◆ **WORK REQUEST A**
In the excerpt on pool and spa industry training, which organization partners with BISHTA to deliver the Certified Hot Tub Technician (CHTT) course?
◆ **WORK REQUEST B**
Continue the excerpt on pool and spa industry training, starting right after its final sentence.

◆ **EXCERPT PROVIDED**
Educating the Workforce
The ISPE, SPATA and BISHTA are all playing their part in promoting Continuing (Continuous) Professional Development (CPD) for the pool and spa industry. SPATA has been busy with a number of its members in producing a heat pump course thanks to the hard work of Calorex and Certikin International. Recently there has been a collaborative approach from Aquaflex, Certikin International and Plastica to produce a liner course that was well received (with another course already fully booked for March 2019). A sauna and steam course is also nearing completion, and it is planned to run a pilot course in late February 2019 at Golden Coast, who have produced the course syllabus.
BISHTA has been very busy in developing courses and qualifications for the hot tub industry. The water hygiene management course goes from strength to strength, with course provided by CPC, Pollet Pool Group and Pool and Spa Advice. Other tutors are joining the team to give even more opportunities for people to attend courses. Dangerous Goods course are being offered to update companies on their legal responsibilities when carrying ‘Dangerous Goods’ (any substance with a UN number). Electrical courses are being run with NICEIC tutors, and this is helping to improve the safety of the workforce and the hot tub users. BISHTA also has a partnership with APSP for the delivery of the Certified Hot Tub Technician (CHTT) course, and this is run in the UK with SpaTech Training. There are plans for other training courses, especially for holiday parks that will be rolled out this year and the Hot Tub Site Surveyor course is to be revamped.
Supporting the UK Industry
Because SPATEX is run ‘By the Industry, for the Industry’, the profits made are ploughed back into supporting the promotion of the industry, through the Pool (and Spa) Industry Promotion Committee, usually referred to as PIP. Funds are also provided for work on standards and also given to the ISPE to continue their work on education.

◆ **INFORMATION**
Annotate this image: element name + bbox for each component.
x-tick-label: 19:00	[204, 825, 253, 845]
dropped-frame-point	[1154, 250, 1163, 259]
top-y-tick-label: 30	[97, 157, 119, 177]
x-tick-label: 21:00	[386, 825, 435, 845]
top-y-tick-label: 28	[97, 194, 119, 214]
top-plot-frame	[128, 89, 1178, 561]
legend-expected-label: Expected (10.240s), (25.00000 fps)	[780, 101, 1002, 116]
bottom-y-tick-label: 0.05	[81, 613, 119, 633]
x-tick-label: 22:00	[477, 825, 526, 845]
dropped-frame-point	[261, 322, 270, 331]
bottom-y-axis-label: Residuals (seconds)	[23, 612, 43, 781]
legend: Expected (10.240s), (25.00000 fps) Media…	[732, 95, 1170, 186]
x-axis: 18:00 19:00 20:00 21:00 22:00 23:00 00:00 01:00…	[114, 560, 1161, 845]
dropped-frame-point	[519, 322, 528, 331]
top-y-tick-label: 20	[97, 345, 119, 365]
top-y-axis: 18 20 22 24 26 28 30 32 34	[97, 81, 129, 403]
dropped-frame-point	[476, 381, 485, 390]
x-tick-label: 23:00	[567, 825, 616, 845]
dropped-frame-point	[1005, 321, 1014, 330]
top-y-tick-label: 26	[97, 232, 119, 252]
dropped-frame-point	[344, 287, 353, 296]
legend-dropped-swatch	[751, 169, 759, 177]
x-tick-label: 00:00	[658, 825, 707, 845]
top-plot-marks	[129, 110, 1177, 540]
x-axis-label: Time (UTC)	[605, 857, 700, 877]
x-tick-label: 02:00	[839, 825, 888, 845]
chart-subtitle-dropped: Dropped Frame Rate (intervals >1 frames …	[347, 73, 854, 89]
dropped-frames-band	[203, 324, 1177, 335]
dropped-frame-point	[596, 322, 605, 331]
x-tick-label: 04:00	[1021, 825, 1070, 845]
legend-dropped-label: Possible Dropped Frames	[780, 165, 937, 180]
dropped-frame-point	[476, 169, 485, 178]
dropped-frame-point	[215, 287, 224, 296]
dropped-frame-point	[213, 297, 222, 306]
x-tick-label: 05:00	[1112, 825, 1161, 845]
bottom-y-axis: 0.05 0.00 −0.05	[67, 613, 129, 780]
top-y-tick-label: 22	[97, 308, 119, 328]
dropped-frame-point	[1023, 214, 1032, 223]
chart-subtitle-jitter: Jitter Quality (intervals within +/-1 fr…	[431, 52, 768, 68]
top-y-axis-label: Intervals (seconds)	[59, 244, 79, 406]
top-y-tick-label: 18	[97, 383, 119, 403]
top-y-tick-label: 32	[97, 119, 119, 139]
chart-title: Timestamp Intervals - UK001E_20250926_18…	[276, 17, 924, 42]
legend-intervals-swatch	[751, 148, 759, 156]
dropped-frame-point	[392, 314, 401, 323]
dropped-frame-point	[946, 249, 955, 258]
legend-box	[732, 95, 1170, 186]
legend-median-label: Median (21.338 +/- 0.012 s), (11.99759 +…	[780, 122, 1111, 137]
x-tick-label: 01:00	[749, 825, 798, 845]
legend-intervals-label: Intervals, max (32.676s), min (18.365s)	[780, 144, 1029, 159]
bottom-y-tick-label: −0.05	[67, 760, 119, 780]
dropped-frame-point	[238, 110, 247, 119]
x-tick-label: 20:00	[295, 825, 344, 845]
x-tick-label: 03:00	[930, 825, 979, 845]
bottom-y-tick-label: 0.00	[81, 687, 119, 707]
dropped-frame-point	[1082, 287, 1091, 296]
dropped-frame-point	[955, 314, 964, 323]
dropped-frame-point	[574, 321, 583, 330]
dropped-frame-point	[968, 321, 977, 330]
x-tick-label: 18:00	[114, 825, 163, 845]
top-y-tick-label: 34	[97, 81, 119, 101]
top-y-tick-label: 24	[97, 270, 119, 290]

◆ **WRITTEN REPLY A**
APSP

◆ **WRITTEN REPLY B**
The SPATEX Foundation has been set up to utilise some of the profits made from SPATEX to ensure the industry can assist with funding items or initiatives to benefit the industry. There is an application form, and the categories covered by the Foundation are listed below.
There are four main categories for money to be claimed for, and some examples are given under each category:
This could be to fund some work on developing a suitable course for the industry or to apply for a training bursary to undertake a relevant course to become a tutor.
This might be to develop a course or to provide suitable materials that would benefit the industry.
The industry may wish to respond to multi-agency groups to contribute toward the cost of important research to benefit the industry.
• Sponsorship / Charitable donations
This would usually be for groups or individuals that can demonstrate the relevance of their application to the Foundation’s committee.
The SPATEX Foundation is overseen by the SPATEX Directors, and it can receive applications using the official application form at any time of the year.
Subject to any agreement for awarding funds, the money may be released immediately, or there may be a delay while the funds are topped up from the profits of future SPATEX shows.